WHAT IS NEEDED — Search the material for "true" and show all lines that contain it.

RECORD EXCERPTS —
•••••
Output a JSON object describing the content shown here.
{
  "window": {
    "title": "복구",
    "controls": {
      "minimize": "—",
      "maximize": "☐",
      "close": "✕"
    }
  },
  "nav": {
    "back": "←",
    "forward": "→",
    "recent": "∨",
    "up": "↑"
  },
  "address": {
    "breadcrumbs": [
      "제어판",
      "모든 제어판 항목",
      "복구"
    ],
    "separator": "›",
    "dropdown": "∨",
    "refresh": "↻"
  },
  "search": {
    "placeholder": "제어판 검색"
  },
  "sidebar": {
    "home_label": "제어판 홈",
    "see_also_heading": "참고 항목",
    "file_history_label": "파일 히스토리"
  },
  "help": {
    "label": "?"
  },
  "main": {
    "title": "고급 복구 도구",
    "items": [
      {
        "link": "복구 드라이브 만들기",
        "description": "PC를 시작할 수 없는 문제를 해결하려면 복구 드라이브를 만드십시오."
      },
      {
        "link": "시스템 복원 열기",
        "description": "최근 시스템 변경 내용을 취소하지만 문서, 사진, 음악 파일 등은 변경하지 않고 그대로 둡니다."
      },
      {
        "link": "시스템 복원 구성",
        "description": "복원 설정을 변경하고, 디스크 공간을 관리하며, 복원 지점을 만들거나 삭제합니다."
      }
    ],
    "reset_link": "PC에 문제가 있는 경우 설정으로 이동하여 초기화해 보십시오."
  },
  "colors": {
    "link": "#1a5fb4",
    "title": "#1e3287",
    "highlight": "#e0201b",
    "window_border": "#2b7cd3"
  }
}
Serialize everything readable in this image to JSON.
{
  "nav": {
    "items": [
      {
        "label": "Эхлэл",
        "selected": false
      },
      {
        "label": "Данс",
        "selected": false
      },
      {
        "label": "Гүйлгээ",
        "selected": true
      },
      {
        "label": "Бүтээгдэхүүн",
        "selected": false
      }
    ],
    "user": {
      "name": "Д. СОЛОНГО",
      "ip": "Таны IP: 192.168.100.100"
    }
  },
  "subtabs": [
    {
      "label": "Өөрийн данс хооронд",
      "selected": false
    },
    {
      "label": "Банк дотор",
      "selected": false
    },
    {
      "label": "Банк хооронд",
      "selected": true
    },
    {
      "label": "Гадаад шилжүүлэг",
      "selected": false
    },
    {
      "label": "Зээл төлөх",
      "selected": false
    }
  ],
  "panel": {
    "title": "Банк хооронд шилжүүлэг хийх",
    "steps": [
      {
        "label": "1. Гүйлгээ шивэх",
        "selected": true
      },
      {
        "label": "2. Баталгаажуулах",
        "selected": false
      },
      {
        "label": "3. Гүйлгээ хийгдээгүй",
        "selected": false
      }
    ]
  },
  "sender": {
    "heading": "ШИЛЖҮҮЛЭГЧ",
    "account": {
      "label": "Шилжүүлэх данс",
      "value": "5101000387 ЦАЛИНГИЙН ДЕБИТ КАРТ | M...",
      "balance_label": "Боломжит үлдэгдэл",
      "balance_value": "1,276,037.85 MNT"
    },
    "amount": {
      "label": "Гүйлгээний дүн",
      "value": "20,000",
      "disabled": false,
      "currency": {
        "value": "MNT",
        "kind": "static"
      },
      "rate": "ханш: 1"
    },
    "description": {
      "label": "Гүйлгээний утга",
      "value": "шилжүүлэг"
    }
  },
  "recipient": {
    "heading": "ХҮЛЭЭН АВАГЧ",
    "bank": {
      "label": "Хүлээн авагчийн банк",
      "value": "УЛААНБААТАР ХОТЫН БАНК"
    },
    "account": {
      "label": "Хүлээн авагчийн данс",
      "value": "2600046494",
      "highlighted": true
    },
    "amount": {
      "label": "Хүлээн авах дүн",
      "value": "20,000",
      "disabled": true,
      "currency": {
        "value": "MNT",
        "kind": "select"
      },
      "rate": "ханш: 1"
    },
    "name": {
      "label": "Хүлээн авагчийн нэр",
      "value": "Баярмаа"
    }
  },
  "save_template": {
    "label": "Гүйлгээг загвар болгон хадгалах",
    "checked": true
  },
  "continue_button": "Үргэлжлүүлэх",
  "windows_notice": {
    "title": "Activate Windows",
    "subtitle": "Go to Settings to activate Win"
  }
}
•••••
EXERCISE RESPONSE —
        "selected": true
      "selected": true
        "selected": true
      "highlighted": true
      "disabled": true,
    "checked": true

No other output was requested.